Text shown:
◇ ◇ ◇ ◇ ◇ ◇ ◇

Live, learn and grow
You spent years creating a home, bringing up a family and/or building a career. Now you’re free of all those responsibilities, but you don’t feel ready to be ‘put out to pasture’. That’s why so many people discover fabulous second careers in their later lives, or why they discover travel with a purpose. There are so many great travel options, such as doing voluntary work in interesting places, backpacking, or travelling somewhere to learn or teach – and the strange thing is that, traditionally, all these things have been lumped together as ‘youth tourism’. Until, that is, someone actually bothered to look and noticed that a large percentage of backpackers and long-term travellers have grey hair – or no hair. It’s the grown-up version of a gap year.
There are great organisations like Workaway where you can spend anything from a few days to a few months staying on farms, in homes or in communities doing ‘jobs’ like building, decorating, gardening, fruit picking, cooking, accounting, child minding or animal care in exchange for accommodation and food. Wwooffing is similar, except that it is only on organic (or near organic) farms. If you think this sounds like something you should do when you’re younger, think again.
This February’s Workawayer of the Month is Daniel – a venerable greybeard who sold his house and car after 52 years of regular employment, and has been travelling the world for nearly two years. He says that some hosts specifically choose him for the grey hair on his profile pic, as it indicates a certain maturity and experience. Well, duh!

◇ ◇ ◇ ◇ ◇ ◇ ◇

Collected data entries

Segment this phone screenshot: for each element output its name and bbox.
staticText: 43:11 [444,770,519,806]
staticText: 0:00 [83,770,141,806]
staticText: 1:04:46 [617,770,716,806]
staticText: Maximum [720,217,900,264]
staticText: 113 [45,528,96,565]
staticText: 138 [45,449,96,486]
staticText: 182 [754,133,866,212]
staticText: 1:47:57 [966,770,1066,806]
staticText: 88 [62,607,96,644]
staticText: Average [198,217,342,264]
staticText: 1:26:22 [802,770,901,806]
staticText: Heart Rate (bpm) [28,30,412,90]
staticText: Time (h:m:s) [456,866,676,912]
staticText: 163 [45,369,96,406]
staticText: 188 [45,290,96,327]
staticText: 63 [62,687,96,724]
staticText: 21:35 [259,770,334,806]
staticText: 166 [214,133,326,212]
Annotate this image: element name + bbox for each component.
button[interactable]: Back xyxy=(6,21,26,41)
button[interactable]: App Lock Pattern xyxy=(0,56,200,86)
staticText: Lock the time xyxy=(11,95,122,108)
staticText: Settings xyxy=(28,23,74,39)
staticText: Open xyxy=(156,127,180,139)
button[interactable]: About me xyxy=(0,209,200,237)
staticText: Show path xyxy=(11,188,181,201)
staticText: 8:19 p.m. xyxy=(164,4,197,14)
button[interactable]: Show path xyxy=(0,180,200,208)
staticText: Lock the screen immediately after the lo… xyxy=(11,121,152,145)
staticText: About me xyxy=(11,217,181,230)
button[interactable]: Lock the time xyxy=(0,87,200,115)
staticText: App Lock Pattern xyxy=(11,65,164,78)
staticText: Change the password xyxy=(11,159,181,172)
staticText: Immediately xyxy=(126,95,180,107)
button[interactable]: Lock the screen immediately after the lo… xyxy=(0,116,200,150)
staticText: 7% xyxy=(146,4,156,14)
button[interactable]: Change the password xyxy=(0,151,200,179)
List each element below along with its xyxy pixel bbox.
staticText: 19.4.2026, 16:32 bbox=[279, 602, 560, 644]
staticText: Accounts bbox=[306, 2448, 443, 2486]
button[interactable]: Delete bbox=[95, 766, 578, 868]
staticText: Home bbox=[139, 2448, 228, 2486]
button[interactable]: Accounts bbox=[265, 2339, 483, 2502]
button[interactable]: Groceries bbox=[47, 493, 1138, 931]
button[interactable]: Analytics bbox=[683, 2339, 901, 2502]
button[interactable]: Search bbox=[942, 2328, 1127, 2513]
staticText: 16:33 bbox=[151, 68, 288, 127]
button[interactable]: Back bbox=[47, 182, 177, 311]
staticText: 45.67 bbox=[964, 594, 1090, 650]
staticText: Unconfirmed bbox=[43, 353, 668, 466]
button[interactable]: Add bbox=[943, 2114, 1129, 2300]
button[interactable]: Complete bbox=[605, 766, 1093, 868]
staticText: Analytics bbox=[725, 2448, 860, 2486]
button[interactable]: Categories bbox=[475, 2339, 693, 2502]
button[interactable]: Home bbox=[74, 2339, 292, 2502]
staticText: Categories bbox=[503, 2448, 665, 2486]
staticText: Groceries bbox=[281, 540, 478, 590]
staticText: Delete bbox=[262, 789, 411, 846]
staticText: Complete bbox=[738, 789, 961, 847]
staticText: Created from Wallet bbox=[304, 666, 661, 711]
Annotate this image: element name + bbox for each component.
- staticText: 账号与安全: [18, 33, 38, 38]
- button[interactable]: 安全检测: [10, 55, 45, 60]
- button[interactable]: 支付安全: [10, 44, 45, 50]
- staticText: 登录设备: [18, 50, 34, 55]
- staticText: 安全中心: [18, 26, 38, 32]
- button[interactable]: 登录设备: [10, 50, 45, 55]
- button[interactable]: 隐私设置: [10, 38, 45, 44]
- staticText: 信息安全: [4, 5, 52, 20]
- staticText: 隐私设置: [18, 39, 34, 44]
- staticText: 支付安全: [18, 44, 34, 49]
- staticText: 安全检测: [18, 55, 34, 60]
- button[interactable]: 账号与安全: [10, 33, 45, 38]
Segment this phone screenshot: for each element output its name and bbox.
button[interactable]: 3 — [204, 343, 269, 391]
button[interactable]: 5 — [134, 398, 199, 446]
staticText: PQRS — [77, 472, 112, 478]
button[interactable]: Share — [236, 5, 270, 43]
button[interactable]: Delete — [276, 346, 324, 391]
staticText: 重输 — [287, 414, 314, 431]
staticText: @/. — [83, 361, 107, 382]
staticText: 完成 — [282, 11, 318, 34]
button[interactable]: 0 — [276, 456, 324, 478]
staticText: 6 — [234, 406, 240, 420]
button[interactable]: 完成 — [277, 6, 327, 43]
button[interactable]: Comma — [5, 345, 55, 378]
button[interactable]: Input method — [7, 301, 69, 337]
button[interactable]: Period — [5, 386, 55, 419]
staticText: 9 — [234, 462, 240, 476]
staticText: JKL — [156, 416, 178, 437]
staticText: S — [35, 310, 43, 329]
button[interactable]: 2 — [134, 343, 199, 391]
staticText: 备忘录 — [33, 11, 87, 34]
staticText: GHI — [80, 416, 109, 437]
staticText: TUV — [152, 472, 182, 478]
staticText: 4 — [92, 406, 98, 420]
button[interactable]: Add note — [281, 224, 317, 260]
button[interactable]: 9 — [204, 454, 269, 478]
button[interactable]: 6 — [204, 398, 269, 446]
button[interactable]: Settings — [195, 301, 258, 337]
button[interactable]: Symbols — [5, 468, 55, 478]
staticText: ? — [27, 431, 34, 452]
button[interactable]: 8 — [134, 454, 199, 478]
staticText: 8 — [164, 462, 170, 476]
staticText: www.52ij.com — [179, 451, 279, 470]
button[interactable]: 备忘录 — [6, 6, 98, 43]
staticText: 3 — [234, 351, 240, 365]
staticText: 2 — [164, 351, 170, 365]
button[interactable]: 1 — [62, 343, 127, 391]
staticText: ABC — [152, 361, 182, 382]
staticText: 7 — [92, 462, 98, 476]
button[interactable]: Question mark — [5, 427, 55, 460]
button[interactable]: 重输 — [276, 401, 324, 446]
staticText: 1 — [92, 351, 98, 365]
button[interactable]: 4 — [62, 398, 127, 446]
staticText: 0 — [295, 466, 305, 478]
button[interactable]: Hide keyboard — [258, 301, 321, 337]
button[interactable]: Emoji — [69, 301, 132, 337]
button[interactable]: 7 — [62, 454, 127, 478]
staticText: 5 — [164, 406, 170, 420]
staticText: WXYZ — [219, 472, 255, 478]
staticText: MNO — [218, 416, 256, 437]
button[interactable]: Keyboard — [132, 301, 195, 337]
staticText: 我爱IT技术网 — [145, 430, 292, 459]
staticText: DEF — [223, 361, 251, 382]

◇ ◇ ◇ ◇ ◇ ◇ ◇

Task list:
(1) According to the text on later-life travel, why do some hosts specifically choose Daniel? Answer in one to three sentences.
(2) In the text on later-life travel, how many years of regular employment did Daniel have before he sold his house and car?
(3) Reproduce the passage of the text on later-life travel between "There are great" and "younger, think again.", inclusive.

Answers by task:
(1) Some hosts pick Daniel because of the grey hair in his profile picture. They take it as a sign of a certain maturity and experience.

(2) 52 years.

(3)
There are great organisations like Workaway where you can spend anything from a few days to a few months staying on farms, in homes or in communities doing ‘jobs’ like building, decorating, gardening, fruit picking, cooking, accounting, child minding or animal care in exchange for accommodation and food. Wwooffing is similar, except that it is only on organic (or near organic) farms. If you think this sounds like something you should do when you’re younger, think again.